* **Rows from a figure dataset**

###

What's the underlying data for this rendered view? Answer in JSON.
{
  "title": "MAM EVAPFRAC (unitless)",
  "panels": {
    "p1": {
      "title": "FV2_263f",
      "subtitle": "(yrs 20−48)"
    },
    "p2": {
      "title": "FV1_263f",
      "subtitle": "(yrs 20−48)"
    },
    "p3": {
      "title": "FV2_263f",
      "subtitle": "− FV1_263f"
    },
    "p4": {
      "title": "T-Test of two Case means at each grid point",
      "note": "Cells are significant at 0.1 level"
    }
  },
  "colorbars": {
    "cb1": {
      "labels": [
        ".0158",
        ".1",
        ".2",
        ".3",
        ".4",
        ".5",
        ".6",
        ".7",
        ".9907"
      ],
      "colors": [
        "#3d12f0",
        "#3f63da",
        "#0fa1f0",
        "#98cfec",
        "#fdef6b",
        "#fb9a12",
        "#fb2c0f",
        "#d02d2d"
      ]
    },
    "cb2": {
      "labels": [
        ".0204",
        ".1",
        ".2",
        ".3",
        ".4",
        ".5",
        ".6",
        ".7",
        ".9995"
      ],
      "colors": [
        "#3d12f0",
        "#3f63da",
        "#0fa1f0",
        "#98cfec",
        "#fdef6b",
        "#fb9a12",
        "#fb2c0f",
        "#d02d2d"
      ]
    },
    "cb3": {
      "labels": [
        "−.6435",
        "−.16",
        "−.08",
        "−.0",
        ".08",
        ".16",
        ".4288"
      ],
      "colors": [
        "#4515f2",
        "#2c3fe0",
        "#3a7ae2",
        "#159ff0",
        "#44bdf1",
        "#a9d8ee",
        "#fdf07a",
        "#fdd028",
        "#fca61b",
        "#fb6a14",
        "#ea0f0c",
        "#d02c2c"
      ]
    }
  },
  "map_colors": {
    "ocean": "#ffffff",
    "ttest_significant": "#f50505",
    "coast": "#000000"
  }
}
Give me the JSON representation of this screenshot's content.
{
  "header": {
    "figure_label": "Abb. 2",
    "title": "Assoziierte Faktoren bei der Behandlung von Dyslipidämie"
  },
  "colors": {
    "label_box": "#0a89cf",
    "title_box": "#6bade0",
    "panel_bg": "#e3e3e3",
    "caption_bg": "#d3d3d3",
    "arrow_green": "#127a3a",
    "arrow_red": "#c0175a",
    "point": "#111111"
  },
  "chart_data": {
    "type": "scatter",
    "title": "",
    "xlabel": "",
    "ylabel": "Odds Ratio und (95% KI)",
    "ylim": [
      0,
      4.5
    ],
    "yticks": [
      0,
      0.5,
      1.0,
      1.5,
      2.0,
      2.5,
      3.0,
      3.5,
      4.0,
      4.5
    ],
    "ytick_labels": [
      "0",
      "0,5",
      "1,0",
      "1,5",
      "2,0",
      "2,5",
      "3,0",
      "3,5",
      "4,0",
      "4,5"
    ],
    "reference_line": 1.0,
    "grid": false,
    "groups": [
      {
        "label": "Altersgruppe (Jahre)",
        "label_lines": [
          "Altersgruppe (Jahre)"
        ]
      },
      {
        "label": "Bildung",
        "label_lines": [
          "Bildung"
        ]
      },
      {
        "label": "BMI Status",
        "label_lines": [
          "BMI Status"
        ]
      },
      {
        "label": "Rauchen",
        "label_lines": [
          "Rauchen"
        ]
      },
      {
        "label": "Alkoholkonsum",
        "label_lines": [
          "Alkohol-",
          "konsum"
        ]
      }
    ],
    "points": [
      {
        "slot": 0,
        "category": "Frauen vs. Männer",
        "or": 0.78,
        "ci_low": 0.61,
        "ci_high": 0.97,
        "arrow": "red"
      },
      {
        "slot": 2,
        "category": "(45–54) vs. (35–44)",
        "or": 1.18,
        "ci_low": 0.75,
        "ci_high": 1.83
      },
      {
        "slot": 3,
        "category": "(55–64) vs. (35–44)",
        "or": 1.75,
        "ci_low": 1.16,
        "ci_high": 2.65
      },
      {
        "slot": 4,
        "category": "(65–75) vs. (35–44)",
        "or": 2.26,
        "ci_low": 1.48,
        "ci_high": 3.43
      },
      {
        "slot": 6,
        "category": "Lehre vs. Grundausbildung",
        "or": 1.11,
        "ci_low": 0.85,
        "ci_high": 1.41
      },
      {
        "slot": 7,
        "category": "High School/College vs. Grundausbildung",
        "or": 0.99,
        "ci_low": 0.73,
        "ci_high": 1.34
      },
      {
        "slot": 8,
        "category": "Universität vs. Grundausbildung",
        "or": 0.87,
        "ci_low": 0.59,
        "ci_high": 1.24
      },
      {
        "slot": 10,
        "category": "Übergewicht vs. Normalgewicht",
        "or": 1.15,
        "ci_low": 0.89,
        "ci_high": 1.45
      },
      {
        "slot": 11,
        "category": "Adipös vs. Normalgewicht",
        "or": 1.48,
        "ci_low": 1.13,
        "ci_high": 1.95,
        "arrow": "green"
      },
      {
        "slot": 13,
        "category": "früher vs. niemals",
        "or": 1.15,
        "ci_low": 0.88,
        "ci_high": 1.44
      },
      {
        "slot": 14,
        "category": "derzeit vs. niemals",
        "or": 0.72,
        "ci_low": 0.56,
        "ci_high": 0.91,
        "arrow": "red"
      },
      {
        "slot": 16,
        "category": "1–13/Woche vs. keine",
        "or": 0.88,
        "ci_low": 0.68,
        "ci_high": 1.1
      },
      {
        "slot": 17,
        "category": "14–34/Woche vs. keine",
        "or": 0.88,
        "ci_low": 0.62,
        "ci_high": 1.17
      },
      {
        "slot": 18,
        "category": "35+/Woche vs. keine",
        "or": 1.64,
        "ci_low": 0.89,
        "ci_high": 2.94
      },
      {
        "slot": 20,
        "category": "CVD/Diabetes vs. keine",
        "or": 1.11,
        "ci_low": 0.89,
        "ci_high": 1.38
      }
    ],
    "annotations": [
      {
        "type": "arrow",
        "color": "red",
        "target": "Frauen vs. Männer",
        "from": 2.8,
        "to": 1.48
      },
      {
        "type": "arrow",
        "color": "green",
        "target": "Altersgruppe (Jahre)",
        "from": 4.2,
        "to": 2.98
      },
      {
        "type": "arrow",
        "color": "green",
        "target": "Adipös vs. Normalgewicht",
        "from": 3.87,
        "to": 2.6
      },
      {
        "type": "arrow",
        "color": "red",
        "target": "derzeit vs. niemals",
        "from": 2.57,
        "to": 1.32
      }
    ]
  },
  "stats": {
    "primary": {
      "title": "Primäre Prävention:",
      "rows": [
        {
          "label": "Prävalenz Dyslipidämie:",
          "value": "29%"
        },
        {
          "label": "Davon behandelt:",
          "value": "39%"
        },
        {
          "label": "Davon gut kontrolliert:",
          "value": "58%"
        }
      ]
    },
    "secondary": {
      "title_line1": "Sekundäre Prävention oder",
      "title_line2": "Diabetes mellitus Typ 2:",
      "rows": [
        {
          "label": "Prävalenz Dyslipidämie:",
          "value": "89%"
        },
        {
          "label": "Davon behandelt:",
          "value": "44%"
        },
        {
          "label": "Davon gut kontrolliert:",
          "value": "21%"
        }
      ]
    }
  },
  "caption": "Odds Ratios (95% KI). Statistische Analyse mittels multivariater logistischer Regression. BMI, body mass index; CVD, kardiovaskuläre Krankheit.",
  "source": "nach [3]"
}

###

* **Exercise objective**
The entries above should be repeated exactly, every one of them.

* **Complete response**
What's the underlying data for this rendered view? Answer in JSON.
{
  "title": "MAM EVAPFRAC (unitless)",
  "panels": {
    "p1": {
      "title": "FV2_263f",
      "subtitle": "(yrs 20−48)"
    },
    "p2": {
      "title": "FV1_263f",
      "subtitle": "(yrs 20−48)"
    },
    "p3": {
      "title": "FV2_263f",
      "subtitle": "− FV1_263f"
    },
    "p4": {
      "title": "T-Test of two Case means at each grid point",
      "note": "Cells are significant at 0.1 level"
    }
  },
  "colorbars": {
    "cb1": {
      "labels": [
        ".0158",
        ".1",
        ".2",
        ".3",
        ".4",
        ".5",
        ".6",
        ".7",
        ".9907"
      ],
      "colors": [
        "#3d12f0",
        "#3f63da",
        "#0fa1f0",
        "#98cfec",
        "#fdef6b",
        "#fb9a12",
        "#fb2c0f",
        "#d02d2d"
      ]
    },
    "cb2": {
      "labels": [
        ".0204",
        ".1",
        ".2",
        ".3",
        ".4",
        ".5",
        ".6",
        ".7",
        ".9995"
      ],
      "colors": [
        "#3d12f0",
        "#3f63da",
        "#0fa1f0",
        "#98cfec",
        "#fdef6b",
        "#fb9a12",
        "#fb2c0f",
        "#d02d2d"
      ]
    },
    "cb3": {
      "labels": [
        "−.6435",
        "−.16",
        "−.08",
        "−.0",
        ".08",
        ".16",
        ".4288"
      ],
      "colors": [
        "#4515f2",
        "#2c3fe0",
        "#3a7ae2",
        "#159ff0",
        "#44bdf1",
        "#a9d8ee",
        "#fdf07a",
        "#fdd028",
        "#fca61b",
        "#fb6a14",
        "#ea0f0c",
        "#d02c2c"
      ]
    }
  },
  "map_colors": {
    "ocean": "#ffffff",
    "ttest_significant": "#f50505",
    "coast": "#000000"
  }
}
Give me the JSON representation of this screenshot's content.
{
  "header": {
    "figure_label": "Abb. 2",
    "title": "Assoziierte Faktoren bei der Behandlung von Dyslipidämie"
  },
  "colors": {
    "label_box": "#0a89cf",
    "title_box": "#6bade0",
    "panel_bg": "#e3e3e3",
    "caption_bg": "#d3d3d3",
    "arrow_green": "#127a3a",
    "arrow_red": "#c0175a",
    "point": "#111111"
  },
  "chart_data": {
    "type": "scatter",
    "title": "",
    "xlabel": "",
    "ylabel": "Odds Ratio und (95% KI)",
    "ylim": [
      0,
      4.5
    ],
    "yticks": [
      0,
      0.5,
      1.0,
      1.5,
      2.0,
      2.5,
      3.0,
      3.5,
      4.0,
      4.5
    ],
    "ytick_labels": [
      "0",
      "0,5",
      "1,0",
      "1,5",
      "2,0",
      "2,5",
      "3,0",
      "3,5",
      "4,0",
      "4,5"
    ],
    "reference_line": 1.0,
    "grid": false,
    "groups": [
      {
        "label": "Altersgruppe (Jahre)",
        "label_lines": [
          "Altersgruppe (Jahre)"
        ]
      },
      {
        "label": "Bildung",
        "label_lines": [
          "Bildung"
        ]
      },
      {
        "label": "BMI Status",
        "label_lines": [
          "BMI Status"
        ]
      },
      {
        "label": "Rauchen",
        "label_lines": [
          "Rauchen"
        ]
      },
      {
        "label": "Alkoholkonsum",
        "label_lines": [
          "Alkohol-",
          "konsum"
        ]
      }
    ],
    "points": [
      {
        "slot": 0,
        "category": "Frauen vs. Männer",
        "or": 0.78,
        "ci_low": 0.61,
        "ci_high": 0.97,
        "arrow": "red"
      },
      {
        "slot": 2,
        "category": "(45–54) vs. (35–44)",
        "or": 1.18,
        "ci_low": 0.75,
        "ci_high": 1.83
      },
      {
        "slot": 3,
        "category": "(55–64) vs. (35–44)",
        "or": 1.75,
        "ci_low": 1.16,
        "ci_high": 2.65
      },
      {
        "slot": 4,
        "category": "(65–75) vs. (35–44)",
        "or": 2.26,
        "ci_low": 1.48,
        "ci_high": 3.43
      },
      {
        "slot": 6,
        "category": "Lehre vs. Grundausbildung",
        "or": 1.11,
        "ci_low": 0.85,
        "ci_high": 1.41
      },
      {
        "slot": 7,
        "category": "High School/College vs. Grundausbildung",
        "or": 0.99,
        "ci_low": 0.73,
        "ci_high": 1.34
      },
      {
        "slot": 8,
        "category": "Universität vs. Grundausbildung",
        "or": 0.87,
        "ci_low": 0.59,
        "ci_high": 1.24
      },
      {
        "slot": 10,
        "category": "Übergewicht vs. Normalgewicht",
        "or": 1.15,
        "ci_low": 0.89,
        "ci_high": 1.45
      },
      {
        "slot": 11,
        "category": "Adipös vs. Normalgewicht",
        "or": 1.48,
        "ci_low": 1.13,
        "ci_high": 1.95,
        "arrow": "green"
      },
      {
        "slot": 13,
        "category": "früher vs. niemals",
        "or": 1.15,
        "ci_low": 0.88,
        "ci_high": 1.44
      },
      {
        "slot": 14,
        "category": "derzeit vs. niemals",
        "or": 0.72,
        "ci_low": 0.56,
        "ci_high": 0.91,
        "arrow": "red"
      },
      {
        "slot": 16,
        "category": "1–13/Woche vs. keine",
        "or": 0.88,
        "ci_low": 0.68,
        "ci_high": 1.1
      },
      {
        "slot": 17,
        "category": "14–34/Woche vs. keine",
        "or": 0.88,
        "ci_low": 0.62,
        "ci_high": 1.17
      },
      {
        "slot": 18,
        "category": "35+/Woche vs. keine",
        "or": 1.64,
        "ci_low": 0.89,
        "ci_high": 2.94
      },
      {
        "slot": 20,
        "category": "CVD/Diabetes vs. keine",
        "or": 1.11,
        "ci_low": 0.89,
        "ci_high": 1.38
      }
    ],
    "annotations": [
      {
        "type": "arrow",
        "color": "red",
        "target": "Frauen vs. Männer",
        "from": 2.8,
        "to": 1.48
      },
      {
        "type": "arrow",
        "color": "green",
        "target": "Altersgruppe (Jahre)",
        "from": 4.2,
        "to": 2.98
      },
      {
        "type": "arrow",
        "color": "green",
        "target": "Adipös vs. Normalgewicht",
        "from": 3.87,
        "to": 2.6
      },
      {
        "type": "arrow",
        "color": "red",
        "target": "derzeit vs. niemals",
        "from": 2.57,
        "to": 1.32
      }
    ]
  },
  "stats": {
    "primary": {
      "title": "Primäre Prävention:",
      "rows": [
        {
          "label": "Prävalenz Dyslipidämie:",
          "value": "29%"
        },
        {
          "label": "Davon behandelt:",
          "value": "39%"
        },
        {
          "label": "Davon gut kontrolliert:",
          "value": "58%"
        }
      ]
    },
    "secondary": {
      "title_line1": "Sekundäre Prävention oder",
      "title_line2": "Diabetes mellitus Typ 2:",
      "rows": [
        {
          "label": "Prävalenz Dyslipidämie:",
          "value": "89%"
        },
        {
          "label": "Davon behandelt:",
          "value": "44%"
        },
        {
          "label": "Davon gut kontrolliert:",
          "value": "21%"
        }
      ]
    }
  },
  "caption": "Odds Ratios (95% KI). Statistische Analyse mittels multivariater logistischer Regression. BMI, body mass index; CVD, kardiovaskuläre Krankheit.",
  "source": "nach [3]"
}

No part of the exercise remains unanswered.